BEGIN Task input
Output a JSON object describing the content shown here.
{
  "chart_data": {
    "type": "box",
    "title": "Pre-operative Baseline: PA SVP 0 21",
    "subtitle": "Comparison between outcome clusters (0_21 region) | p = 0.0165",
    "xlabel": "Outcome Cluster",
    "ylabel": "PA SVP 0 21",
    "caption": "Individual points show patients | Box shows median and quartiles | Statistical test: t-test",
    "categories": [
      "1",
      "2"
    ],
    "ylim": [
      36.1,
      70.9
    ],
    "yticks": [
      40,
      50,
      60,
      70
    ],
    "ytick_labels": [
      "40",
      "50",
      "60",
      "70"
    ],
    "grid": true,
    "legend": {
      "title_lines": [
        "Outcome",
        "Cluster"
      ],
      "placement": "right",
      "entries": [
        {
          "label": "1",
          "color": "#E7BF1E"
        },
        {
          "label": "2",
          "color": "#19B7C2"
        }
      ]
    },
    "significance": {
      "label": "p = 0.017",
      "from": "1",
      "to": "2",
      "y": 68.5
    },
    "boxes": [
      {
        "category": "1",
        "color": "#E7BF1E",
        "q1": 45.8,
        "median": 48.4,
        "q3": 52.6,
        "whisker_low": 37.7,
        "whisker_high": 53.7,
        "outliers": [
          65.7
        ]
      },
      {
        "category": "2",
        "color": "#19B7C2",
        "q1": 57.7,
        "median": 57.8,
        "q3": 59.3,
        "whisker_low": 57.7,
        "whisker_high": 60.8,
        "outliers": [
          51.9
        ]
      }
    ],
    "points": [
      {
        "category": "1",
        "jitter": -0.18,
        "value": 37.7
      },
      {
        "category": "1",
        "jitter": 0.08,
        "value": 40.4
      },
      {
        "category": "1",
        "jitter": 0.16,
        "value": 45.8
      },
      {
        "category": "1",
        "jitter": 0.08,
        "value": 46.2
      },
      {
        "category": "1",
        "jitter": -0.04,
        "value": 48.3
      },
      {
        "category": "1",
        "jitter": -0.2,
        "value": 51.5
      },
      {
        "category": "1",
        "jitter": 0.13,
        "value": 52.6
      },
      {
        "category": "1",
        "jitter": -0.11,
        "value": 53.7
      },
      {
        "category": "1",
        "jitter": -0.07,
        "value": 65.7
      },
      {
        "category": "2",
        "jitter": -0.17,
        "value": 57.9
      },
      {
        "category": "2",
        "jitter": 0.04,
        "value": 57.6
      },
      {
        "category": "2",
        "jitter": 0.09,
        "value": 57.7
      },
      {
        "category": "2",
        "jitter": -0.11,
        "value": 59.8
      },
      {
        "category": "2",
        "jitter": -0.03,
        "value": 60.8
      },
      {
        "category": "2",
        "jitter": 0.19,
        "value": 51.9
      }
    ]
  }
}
END Task input
The problem:
Within the records above, work out on how many lines the string "color" appears, and give only that number.

Exercise result:
4